# START OF Data shown
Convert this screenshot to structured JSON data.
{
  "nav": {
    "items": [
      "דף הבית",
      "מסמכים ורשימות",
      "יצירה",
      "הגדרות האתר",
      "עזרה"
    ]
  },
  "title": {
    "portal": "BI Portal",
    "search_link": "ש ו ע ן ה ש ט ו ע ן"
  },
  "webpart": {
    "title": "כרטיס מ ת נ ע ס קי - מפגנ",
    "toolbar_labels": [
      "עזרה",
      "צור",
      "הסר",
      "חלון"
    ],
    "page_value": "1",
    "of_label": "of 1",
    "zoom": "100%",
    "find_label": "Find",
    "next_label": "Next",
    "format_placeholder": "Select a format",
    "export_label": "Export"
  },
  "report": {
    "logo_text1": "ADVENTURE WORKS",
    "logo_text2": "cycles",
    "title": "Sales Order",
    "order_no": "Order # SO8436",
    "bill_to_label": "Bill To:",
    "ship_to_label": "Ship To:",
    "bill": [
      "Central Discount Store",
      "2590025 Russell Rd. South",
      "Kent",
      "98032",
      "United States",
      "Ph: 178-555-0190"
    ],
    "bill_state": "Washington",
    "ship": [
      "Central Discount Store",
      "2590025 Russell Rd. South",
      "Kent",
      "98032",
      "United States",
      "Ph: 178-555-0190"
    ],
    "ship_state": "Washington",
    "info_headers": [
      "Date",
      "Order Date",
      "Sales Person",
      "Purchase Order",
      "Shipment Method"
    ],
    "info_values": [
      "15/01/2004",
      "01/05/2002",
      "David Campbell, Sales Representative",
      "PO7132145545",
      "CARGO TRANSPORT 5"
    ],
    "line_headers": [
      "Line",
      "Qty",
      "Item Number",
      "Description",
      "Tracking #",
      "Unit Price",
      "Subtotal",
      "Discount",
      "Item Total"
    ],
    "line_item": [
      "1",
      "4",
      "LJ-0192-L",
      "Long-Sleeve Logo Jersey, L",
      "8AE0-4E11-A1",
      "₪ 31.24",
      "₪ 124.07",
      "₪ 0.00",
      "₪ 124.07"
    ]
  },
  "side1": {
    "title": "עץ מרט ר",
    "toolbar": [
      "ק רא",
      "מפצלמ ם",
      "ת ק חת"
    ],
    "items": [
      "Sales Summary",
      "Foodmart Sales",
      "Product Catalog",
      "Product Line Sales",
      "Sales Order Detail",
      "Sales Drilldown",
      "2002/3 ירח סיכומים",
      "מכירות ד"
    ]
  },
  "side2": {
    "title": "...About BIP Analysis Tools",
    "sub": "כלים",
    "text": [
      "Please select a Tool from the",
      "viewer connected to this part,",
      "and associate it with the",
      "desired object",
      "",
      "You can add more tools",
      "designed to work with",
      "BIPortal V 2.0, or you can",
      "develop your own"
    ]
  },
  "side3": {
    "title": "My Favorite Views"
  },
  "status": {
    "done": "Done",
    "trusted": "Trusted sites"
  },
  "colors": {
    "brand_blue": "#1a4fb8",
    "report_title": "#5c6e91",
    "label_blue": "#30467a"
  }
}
# END OF Data shown
__Short task__.
Set down all of the entries exactly, please.

__Task result__.
Convert this screenshot to structured JSON data.
{
  "nav": {
    "items": [
      "דף הבית",
      "מסמכים ורשימות",
      "יצירה",
      "הגדרות האתר",
      "עזרה"
    ]
  },
  "title": {
    "portal": "BI Portal",
    "search_link": "ש ו ע ן ה ש ט ו ע ן"
  },
  "webpart": {
    "title": "כרטיס מ ת נ ע ס קי - מפגנ",
    "toolbar_labels": [
      "עזרה",
      "צור",
      "הסר",
      "חלון"
    ],
    "page_value": "1",
    "of_label": "of 1",
    "zoom": "100%",
    "find_label": "Find",
    "next_label": "Next",
    "format_placeholder": "Select a format",
    "export_label": "Export"
  },
  "report": {
    "logo_text1": "ADVENTURE WORKS",
    "logo_text2": "cycles",
    "title": "Sales Order",
    "order_no": "Order # SO8436",
    "bill_to_label": "Bill To:",
    "ship_to_label": "Ship To:",
    "bill": [
      "Central Discount Store",
      "2590025 Russell Rd. South",
      "Kent",
      "98032",
      "United States",
      "Ph: 178-555-0190"
    ],
    "bill_state": "Washington",
    "ship": [
      "Central Discount Store",
      "2590025 Russell Rd. South",
      "Kent",
      "98032",
      "United States",
      "Ph: 178-555-0190"
    ],
    "ship_state": "Washington",
    "info_headers": [
      "Date",
      "Order Date",
      "Sales Person",
      "Purchase Order",
      "Shipment Method"
    ],
    "info_values": [
      "15/01/2004",
      "01/05/2002",
      "David Campbell, Sales Representative",
      "PO7132145545",
      "CARGO TRANSPORT 5"
    ],
    "line_headers": [
      "Line",
      "Qty",
      "Item Number",
      "Description",
      "Tracking #",
      "Unit Price",
      "Subtotal",
      "Discount",
      "Item Total"
    ],
    "line_item": [
      "1",
      "4",
      "LJ-0192-L",
      "Long-Sleeve Logo Jersey, L",
      "8AE0-4E11-A1",
      "₪ 31.24",
      "₪ 124.07",
      "₪ 0.00",
      "₪ 124.07"
    ]
  },
  "side1": {
    "title": "עץ מרט ר",
    "toolbar": [
      "ק רא",
      "מפצלמ ם",
      "ת ק חת"
    ],
    "items": [
      "Sales Summary",
      "Foodmart Sales",
      "Product Catalog",
      "Product Line Sales",
      "Sales Order Detail",
      "Sales Drilldown",
      "2002/3 ירח סיכומים",
      "מכירות ד"
    ]
  },
  "side2": {
    "title": "...About BIP Analysis Tools",
    "sub": "כלים",
    "text": [
      "Please select a Tool from the",
      "viewer connected to this part,",
      "and associate it with the",
      "desired object",
      "",
      "You can add more tools",
      "designed to work with",
      "BIPortal V 2.0, or you can",
      "develop your own"
    ]
  },
  "side3": {
    "title": "My Favorite Views"
  },
  "status": {
    "done": "Done",
    "trusted": "Trusted sites"
  },
  "colors": {
    "brand_blue": "#1a4fb8",
    "report_title": "#5c6e91",
    "label_blue": "#30467a"
  }
}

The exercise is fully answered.